Collected data:
▬▬▬

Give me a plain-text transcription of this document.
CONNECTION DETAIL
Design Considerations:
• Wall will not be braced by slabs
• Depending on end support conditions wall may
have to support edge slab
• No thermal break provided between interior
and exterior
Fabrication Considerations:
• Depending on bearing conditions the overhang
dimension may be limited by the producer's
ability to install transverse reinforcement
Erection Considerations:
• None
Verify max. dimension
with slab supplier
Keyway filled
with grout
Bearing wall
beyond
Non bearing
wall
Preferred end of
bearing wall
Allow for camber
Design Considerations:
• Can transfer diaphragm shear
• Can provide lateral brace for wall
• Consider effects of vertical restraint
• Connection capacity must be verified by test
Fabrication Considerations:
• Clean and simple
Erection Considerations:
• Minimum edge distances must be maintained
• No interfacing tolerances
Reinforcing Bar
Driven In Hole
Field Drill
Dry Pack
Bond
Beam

▬▬▬

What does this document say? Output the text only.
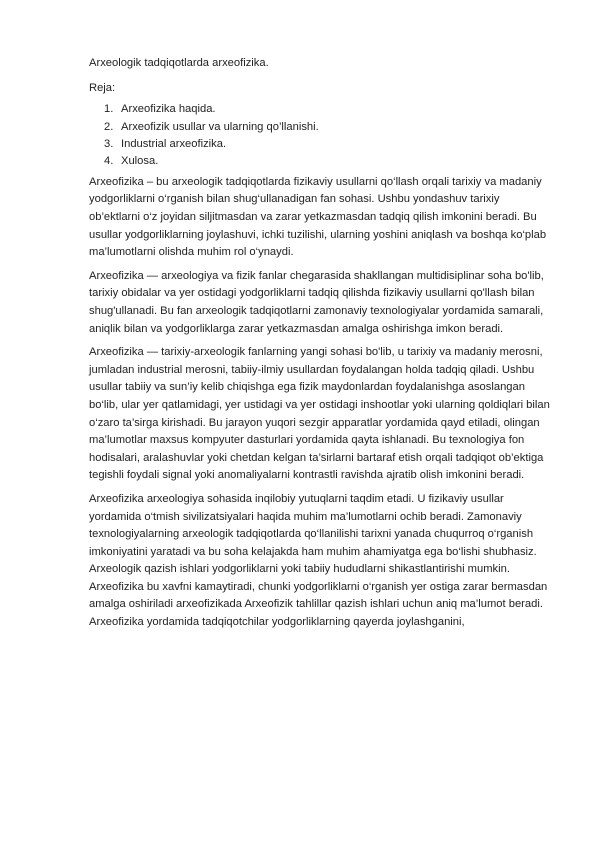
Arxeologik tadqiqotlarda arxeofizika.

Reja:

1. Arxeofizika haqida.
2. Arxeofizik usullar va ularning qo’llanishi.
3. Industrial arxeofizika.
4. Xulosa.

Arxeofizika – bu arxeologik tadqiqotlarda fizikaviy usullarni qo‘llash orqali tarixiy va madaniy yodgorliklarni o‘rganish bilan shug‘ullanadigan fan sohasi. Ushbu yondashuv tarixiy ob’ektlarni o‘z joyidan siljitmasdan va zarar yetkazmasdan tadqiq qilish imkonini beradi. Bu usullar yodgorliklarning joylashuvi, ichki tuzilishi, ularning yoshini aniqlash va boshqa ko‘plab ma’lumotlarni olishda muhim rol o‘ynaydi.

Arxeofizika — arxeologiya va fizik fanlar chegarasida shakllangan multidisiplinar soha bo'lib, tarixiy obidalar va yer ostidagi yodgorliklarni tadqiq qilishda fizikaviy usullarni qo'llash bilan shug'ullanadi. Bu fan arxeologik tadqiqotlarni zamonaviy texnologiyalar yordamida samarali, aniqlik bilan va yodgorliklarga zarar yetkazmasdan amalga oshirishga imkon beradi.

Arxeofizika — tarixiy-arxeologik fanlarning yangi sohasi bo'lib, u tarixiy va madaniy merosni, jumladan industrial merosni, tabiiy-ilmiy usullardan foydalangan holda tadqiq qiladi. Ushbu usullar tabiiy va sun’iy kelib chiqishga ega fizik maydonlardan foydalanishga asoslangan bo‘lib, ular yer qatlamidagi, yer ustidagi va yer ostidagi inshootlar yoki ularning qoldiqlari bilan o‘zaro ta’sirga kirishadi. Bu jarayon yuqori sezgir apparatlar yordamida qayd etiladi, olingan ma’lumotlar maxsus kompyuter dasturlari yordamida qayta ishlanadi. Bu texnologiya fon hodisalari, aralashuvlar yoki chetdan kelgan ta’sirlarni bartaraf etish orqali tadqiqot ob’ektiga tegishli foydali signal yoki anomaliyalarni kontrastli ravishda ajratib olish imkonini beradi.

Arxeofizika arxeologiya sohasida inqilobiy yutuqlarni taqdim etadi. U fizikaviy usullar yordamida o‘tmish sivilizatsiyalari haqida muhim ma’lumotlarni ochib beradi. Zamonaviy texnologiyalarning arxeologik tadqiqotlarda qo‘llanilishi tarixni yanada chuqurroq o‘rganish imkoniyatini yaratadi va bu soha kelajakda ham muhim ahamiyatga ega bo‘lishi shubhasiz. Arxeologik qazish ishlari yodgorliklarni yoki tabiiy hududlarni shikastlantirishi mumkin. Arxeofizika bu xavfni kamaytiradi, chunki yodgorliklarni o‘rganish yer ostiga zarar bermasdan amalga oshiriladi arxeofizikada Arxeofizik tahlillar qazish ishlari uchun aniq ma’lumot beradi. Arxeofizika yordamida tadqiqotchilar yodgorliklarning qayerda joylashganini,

▬▬▬

> **TASK PROMPT**: In the records above, tally the lines where the word "text" appears, and give the number and nothing else.

> **EXERCISE OUTPUT**: 2